Dataset items
-----
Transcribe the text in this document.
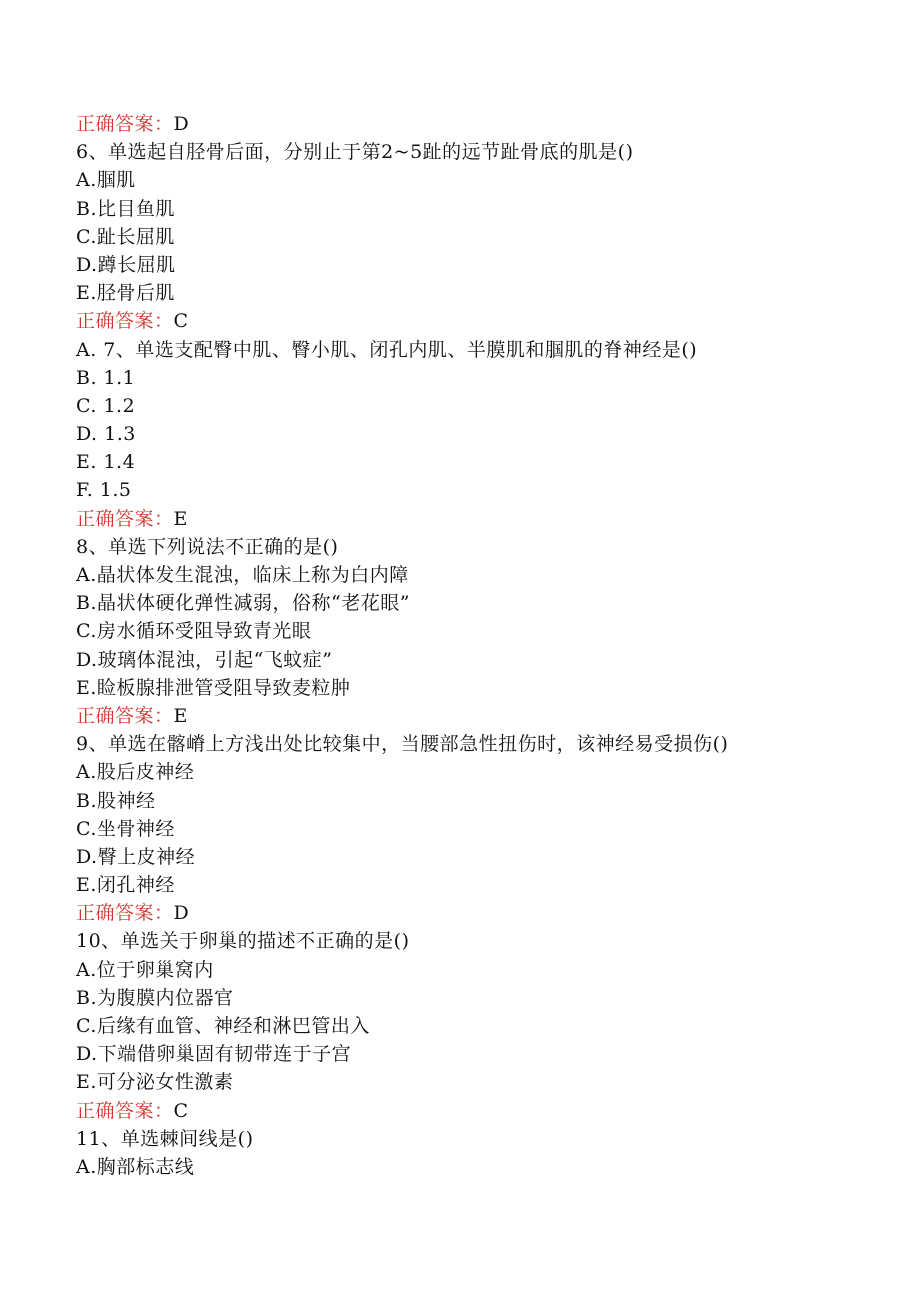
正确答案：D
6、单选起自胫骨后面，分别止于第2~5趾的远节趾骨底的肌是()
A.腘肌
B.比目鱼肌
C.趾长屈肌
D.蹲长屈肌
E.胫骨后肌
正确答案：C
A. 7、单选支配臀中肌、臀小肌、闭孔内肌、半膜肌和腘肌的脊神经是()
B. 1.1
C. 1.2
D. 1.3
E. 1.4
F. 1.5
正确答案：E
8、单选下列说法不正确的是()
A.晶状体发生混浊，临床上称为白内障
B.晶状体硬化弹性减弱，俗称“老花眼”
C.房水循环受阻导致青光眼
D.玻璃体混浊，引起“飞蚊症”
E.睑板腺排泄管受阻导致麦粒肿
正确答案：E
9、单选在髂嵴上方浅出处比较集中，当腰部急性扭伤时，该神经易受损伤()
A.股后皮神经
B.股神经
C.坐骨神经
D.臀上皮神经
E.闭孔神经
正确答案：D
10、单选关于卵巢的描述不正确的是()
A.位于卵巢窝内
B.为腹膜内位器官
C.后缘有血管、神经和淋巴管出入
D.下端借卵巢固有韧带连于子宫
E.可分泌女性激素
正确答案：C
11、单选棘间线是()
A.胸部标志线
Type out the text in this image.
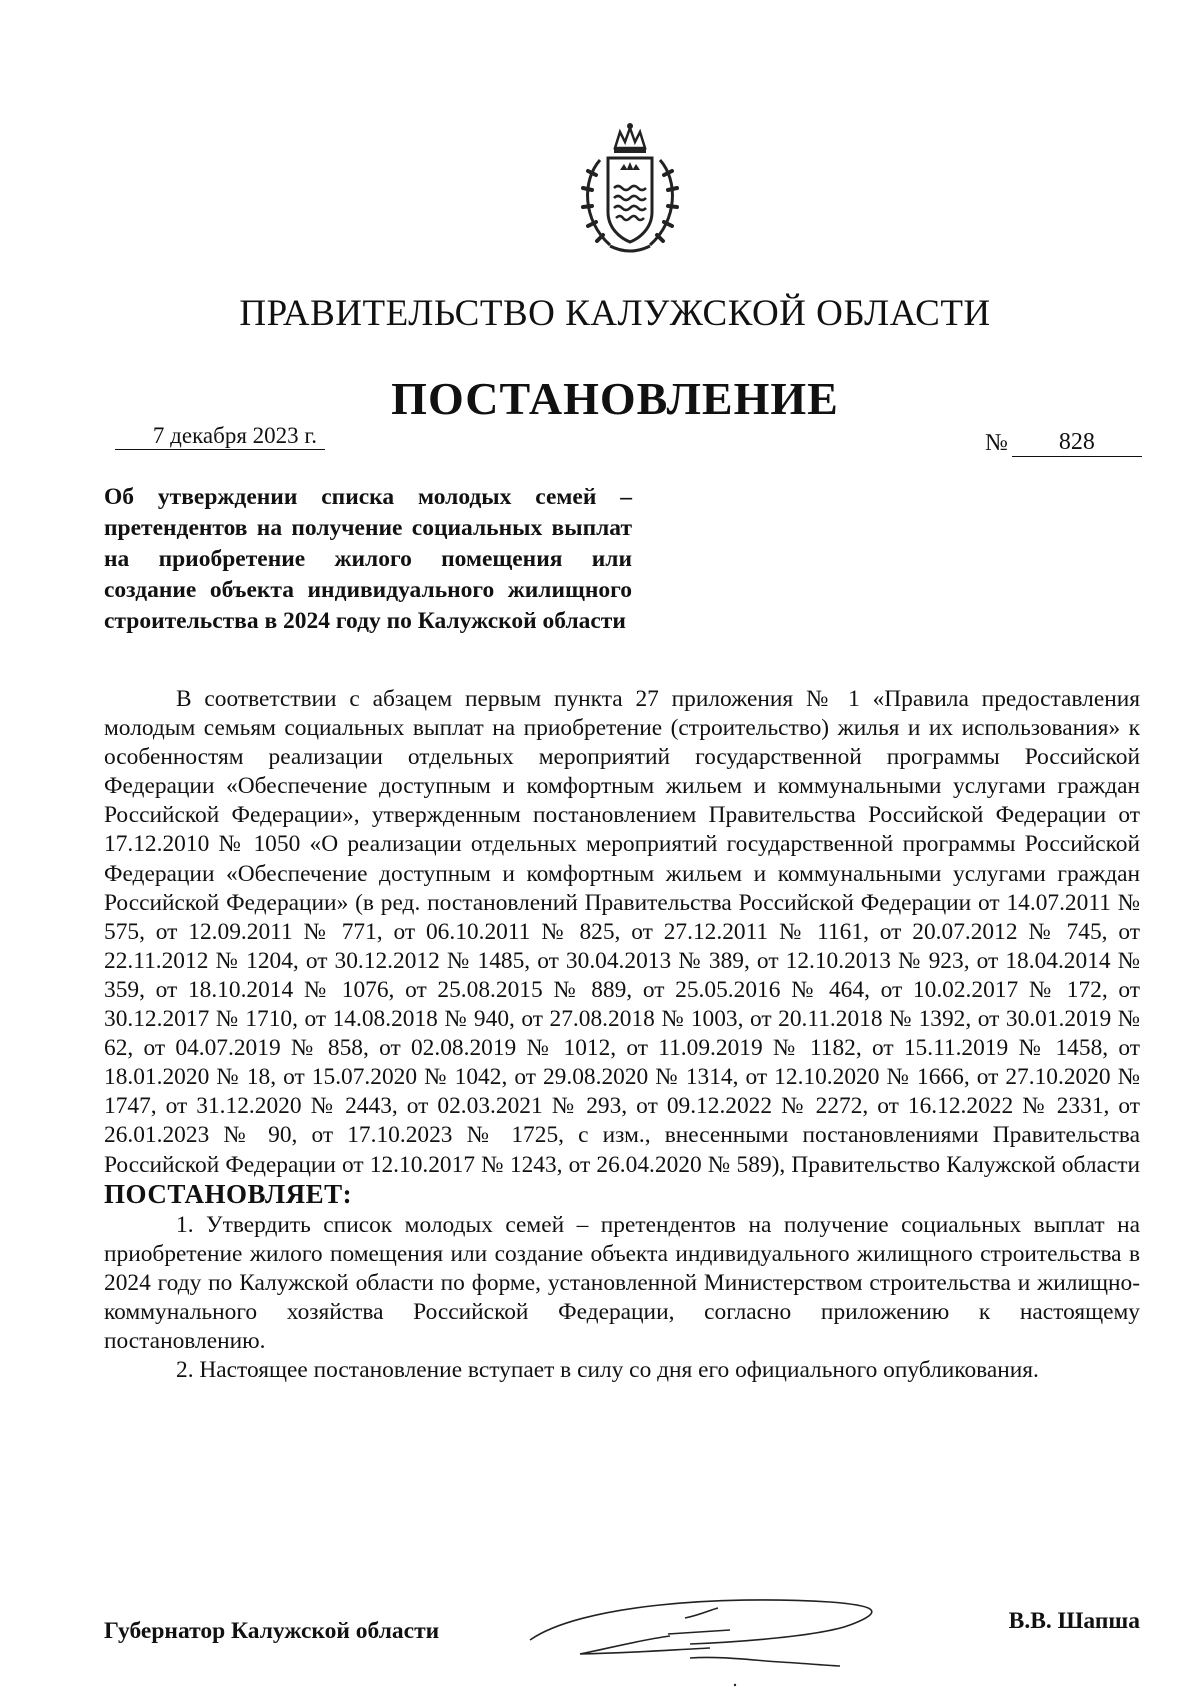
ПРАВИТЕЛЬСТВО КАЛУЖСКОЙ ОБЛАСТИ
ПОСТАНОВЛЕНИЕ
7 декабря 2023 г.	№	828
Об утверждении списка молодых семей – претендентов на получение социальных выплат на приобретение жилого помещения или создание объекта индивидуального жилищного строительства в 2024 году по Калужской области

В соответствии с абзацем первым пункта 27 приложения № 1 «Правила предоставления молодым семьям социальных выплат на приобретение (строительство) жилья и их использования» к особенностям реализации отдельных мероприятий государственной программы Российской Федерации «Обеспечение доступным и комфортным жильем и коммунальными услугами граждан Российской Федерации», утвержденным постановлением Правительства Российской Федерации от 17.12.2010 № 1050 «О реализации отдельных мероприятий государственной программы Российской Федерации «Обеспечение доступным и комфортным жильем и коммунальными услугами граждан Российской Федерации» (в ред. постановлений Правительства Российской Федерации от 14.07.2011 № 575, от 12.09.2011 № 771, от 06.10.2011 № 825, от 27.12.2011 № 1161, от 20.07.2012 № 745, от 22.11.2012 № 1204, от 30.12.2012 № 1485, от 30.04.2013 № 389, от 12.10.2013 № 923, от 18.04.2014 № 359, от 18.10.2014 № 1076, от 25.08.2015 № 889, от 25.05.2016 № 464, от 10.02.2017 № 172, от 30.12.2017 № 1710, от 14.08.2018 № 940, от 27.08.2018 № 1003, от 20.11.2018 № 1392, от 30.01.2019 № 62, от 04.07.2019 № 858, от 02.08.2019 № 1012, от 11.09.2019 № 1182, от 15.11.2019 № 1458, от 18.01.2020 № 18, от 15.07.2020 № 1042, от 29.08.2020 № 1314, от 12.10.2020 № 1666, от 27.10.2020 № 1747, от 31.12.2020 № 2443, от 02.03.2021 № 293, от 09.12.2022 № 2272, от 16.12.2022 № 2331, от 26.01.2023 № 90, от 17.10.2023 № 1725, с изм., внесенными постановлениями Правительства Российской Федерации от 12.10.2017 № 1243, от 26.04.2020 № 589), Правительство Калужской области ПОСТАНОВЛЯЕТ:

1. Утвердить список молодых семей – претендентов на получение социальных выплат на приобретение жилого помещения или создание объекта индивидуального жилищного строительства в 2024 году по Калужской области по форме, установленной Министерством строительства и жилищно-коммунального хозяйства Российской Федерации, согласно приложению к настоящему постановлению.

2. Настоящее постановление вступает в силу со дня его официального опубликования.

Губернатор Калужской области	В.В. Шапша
-----
* [Aim of the exercise]
Leave out the pictures and print every line of the data exactly.

* [Completed exercise]
Transcribe the text in this document.
正确答案：D
6、单选起自胫骨后面，分别止于第2~5趾的远节趾骨底的肌是()
A.腘肌
B.比目鱼肌
C.趾长屈肌
D.蹲长屈肌
E.胫骨后肌
正确答案：C
A. 7、单选支配臀中肌、臀小肌、闭孔内肌、半膜肌和腘肌的脊神经是()
B. 1.1
C. 1.2
D. 1.3
E. 1.4
F. 1.5
正确答案：E
8、单选下列说法不正确的是()
A.晶状体发生混浊，临床上称为白内障
B.晶状体硬化弹性减弱，俗称“老花眼”
C.房水循环受阻导致青光眼
D.玻璃体混浊，引起“飞蚊症”
E.睑板腺排泄管受阻导致麦粒肿
正确答案：E
9、单选在髂嵴上方浅出处比较集中，当腰部急性扭伤时，该神经易受损伤()
A.股后皮神经
B.股神经
C.坐骨神经
D.臀上皮神经
E.闭孔神经
正确答案：D
10、单选关于卵巢的描述不正确的是()
A.位于卵巢窝内
B.为腹膜内位器官
C.后缘有血管、神经和淋巴管出入
D.下端借卵巢固有韧带连于子宫
E.可分泌女性激素
正确答案：C
11、单选棘间线是()
A.胸部标志线
Type out the text in this image.
ПРАВИТЕЛЬСТВО КАЛУЖСКОЙ ОБЛАСТИ
ПОСТАНОВЛЕНИЕ
7 декабря 2023 г.	№	828
Об утверждении списка молодых семей – претендентов на получение социальных выплат на приобретение жилого помещения или создание объекта индивидуального жилищного строительства в 2024 году по Калужской области

В соответствии с абзацем первым пункта 27 приложения № 1 «Правила предоставления молодым семьям социальных выплат на приобретение (строительство) жилья и их использования» к особенностям реализации отдельных мероприятий государственной программы Российской Федерации «Обеспечение доступным и комфортным жильем и коммунальными услугами граждан Российской Федерации», утвержденным постановлением Правительства Российской Федерации от 17.12.2010 № 1050 «О реализации отдельных мероприятий государственной программы Российской Федерации «Обеспечение доступным и комфортным жильем и коммунальными услугами граждан Российской Федерации» (в ред. постановлений Правительства Российской Федерации от 14.07.2011 № 575, от 12.09.2011 № 771, от 06.10.2011 № 825, от 27.12.2011 № 1161, от 20.07.2012 № 745, от 22.11.2012 № 1204, от 30.12.2012 № 1485, от 30.04.2013 № 389, от 12.10.2013 № 923, от 18.04.2014 № 359, от 18.10.2014 № 1076, от 25.08.2015 № 889, от 25.05.2016 № 464, от 10.02.2017 № 172, от 30.12.2017 № 1710, от 14.08.2018 № 940, от 27.08.2018 № 1003, от 20.11.2018 № 1392, от 30.01.2019 № 62, от 04.07.2019 № 858, от 02.08.2019 № 1012, от 11.09.2019 № 1182, от 15.11.2019 № 1458, от 18.01.2020 № 18, от 15.07.2020 № 1042, от 29.08.2020 № 1314, от 12.10.2020 № 1666, от 27.10.2020 № 1747, от 31.12.2020 № 2443, от 02.03.2021 № 293, от 09.12.2022 № 2272, от 16.12.2022 № 2331, от 26.01.2023 № 90, от 17.10.2023 № 1725, с изм., внесенными постановлениями Правительства Российской Федерации от 12.10.2017 № 1243, от 26.04.2020 № 589), Правительство Калужской области ПОСТАНОВЛЯЕТ:

1. Утвердить список молодых семей – претендентов на получение социальных выплат на приобретение жилого помещения или создание объекта индивидуального жилищного строительства в 2024 году по Калужской области по форме, установленной Министерством строительства и жилищно-коммунального хозяйства Российской Федерации, согласно приложению к настоящему постановлению.

2. Настоящее постановление вступает в силу со дня его официального опубликования.

Губернатор Калужской области	В.В. Шапша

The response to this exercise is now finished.